> Directions for this task
Show all lines of the listing that hold the word "screenshot".

Records from a dataset:
☆ ☆ ☆
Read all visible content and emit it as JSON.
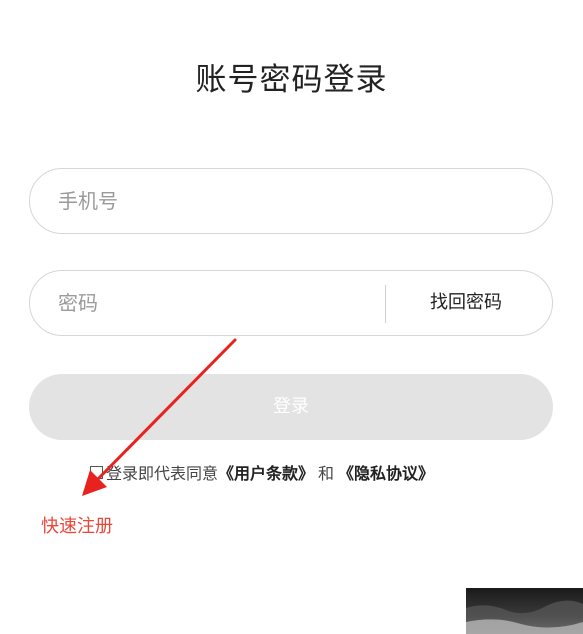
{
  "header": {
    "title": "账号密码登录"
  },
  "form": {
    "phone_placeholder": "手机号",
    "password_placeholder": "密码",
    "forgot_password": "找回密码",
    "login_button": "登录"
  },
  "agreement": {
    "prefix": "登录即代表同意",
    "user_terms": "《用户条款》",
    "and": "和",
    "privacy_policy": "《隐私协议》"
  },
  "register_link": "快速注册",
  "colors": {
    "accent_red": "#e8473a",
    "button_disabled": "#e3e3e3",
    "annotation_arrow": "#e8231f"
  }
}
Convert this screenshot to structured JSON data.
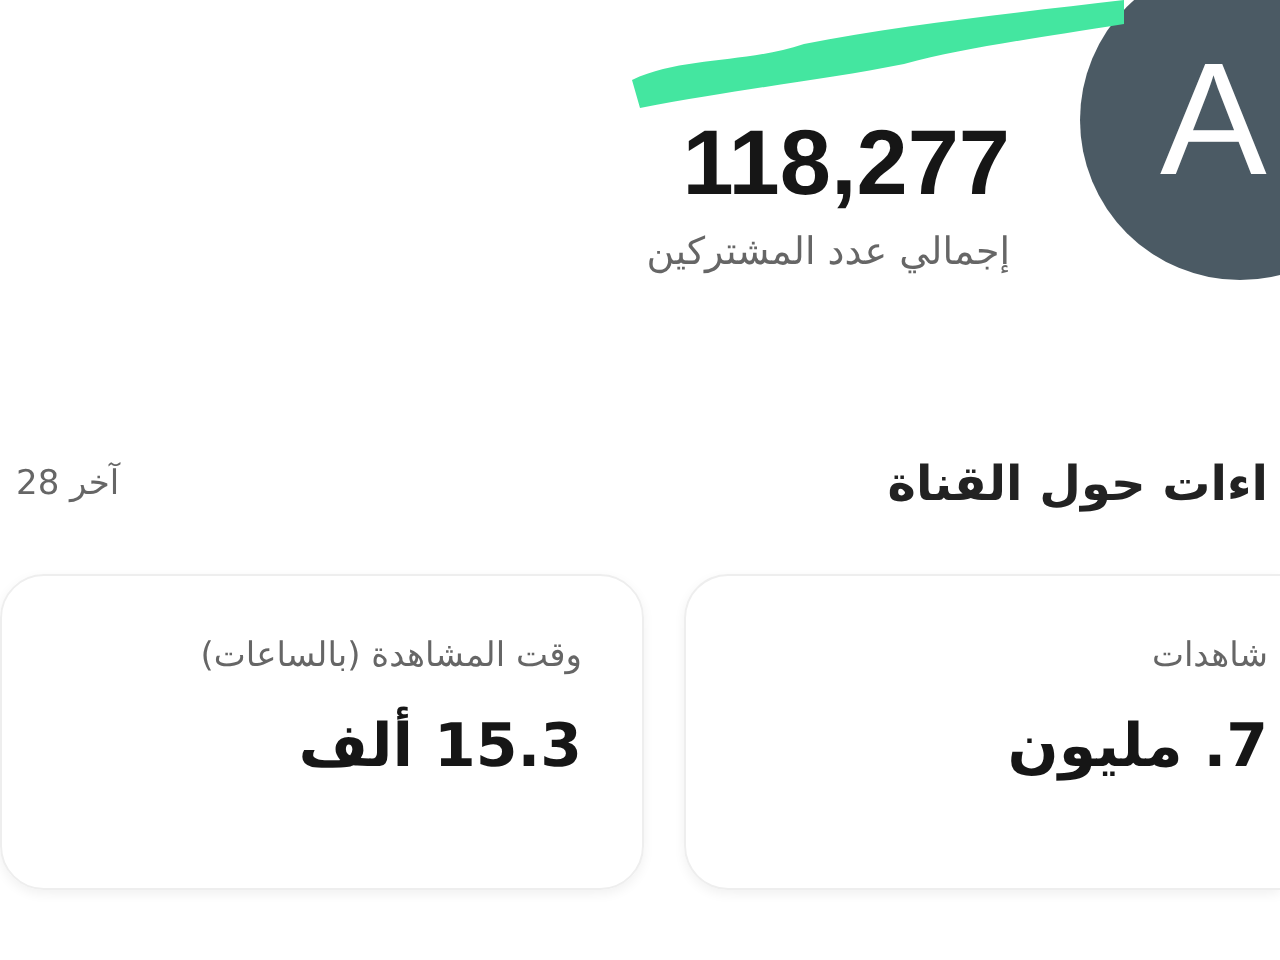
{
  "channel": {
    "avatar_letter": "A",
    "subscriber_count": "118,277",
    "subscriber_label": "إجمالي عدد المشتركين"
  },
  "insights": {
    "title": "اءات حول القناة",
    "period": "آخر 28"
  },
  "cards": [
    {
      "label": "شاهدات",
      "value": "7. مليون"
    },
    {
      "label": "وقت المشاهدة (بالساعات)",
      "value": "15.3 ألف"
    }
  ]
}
☆ ☆ ☆
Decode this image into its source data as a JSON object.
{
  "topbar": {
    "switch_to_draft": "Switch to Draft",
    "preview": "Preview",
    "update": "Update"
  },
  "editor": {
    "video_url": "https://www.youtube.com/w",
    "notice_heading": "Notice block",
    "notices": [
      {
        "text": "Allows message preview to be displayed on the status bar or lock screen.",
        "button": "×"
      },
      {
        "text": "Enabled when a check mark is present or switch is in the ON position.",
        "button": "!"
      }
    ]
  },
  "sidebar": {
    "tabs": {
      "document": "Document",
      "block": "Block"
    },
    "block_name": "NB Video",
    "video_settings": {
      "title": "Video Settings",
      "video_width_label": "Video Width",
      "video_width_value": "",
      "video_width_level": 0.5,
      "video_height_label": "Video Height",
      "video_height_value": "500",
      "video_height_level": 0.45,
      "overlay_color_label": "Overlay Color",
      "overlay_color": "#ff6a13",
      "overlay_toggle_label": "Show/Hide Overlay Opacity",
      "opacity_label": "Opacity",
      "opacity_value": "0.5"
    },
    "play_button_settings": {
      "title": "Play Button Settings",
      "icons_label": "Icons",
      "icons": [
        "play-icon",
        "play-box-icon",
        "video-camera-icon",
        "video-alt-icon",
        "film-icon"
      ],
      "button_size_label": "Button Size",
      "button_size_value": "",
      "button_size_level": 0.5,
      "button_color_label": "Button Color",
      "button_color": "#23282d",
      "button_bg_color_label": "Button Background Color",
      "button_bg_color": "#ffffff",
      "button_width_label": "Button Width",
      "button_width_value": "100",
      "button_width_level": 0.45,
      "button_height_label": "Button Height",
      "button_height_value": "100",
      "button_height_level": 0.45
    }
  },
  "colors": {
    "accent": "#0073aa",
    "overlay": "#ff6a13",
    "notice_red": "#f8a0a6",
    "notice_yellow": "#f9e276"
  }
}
☆ ☆ ☆
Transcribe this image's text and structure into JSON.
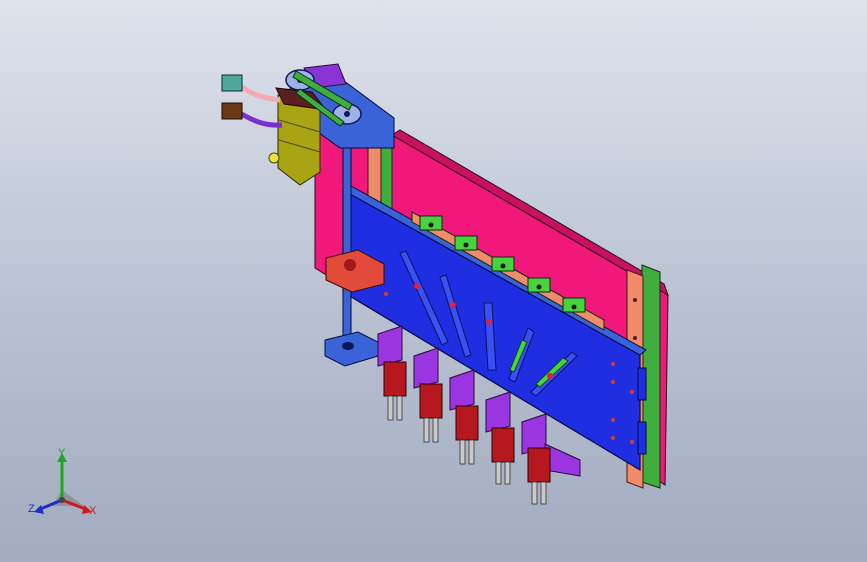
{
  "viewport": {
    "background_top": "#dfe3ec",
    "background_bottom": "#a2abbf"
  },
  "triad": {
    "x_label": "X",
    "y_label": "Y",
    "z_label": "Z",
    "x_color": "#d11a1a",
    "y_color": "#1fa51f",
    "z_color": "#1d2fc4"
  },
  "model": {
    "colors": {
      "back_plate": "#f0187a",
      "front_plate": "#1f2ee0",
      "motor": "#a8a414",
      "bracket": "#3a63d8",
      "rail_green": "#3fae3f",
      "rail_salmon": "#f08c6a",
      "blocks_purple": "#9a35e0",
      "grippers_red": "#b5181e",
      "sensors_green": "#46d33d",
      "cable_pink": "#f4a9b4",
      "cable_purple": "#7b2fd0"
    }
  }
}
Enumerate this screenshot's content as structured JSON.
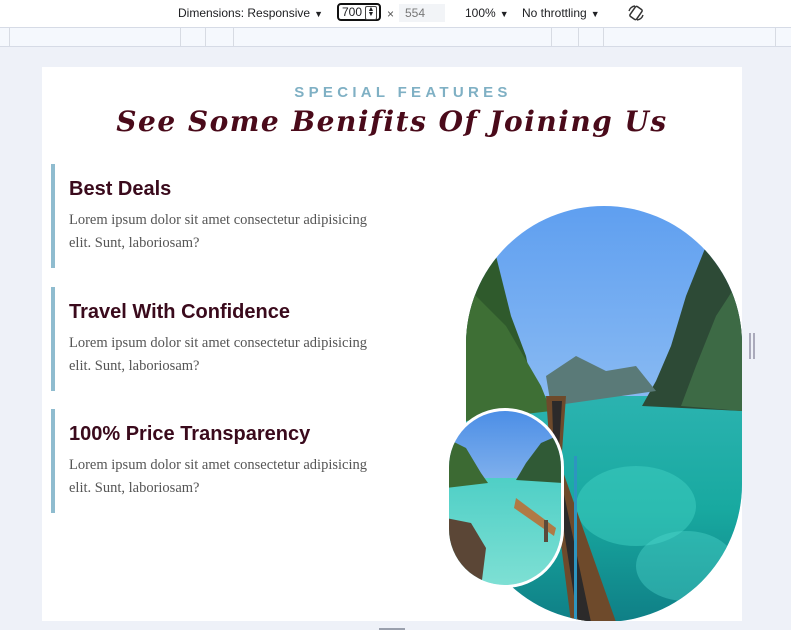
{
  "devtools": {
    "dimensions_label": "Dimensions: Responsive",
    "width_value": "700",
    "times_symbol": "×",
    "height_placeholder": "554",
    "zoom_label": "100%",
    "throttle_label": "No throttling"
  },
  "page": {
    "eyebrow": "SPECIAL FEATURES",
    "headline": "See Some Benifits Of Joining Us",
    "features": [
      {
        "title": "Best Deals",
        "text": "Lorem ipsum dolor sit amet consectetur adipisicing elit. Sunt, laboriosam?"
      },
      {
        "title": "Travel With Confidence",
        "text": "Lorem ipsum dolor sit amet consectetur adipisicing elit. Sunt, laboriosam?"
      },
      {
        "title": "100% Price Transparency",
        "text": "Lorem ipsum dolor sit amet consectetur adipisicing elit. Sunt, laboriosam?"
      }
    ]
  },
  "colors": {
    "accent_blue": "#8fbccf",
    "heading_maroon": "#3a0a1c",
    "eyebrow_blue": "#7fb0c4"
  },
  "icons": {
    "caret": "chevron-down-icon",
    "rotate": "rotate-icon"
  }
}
☆ ☆ ☆
> Written response
Convert this screenshot to structured JSON data.
Enumerate this screenshot's content as structured JSON.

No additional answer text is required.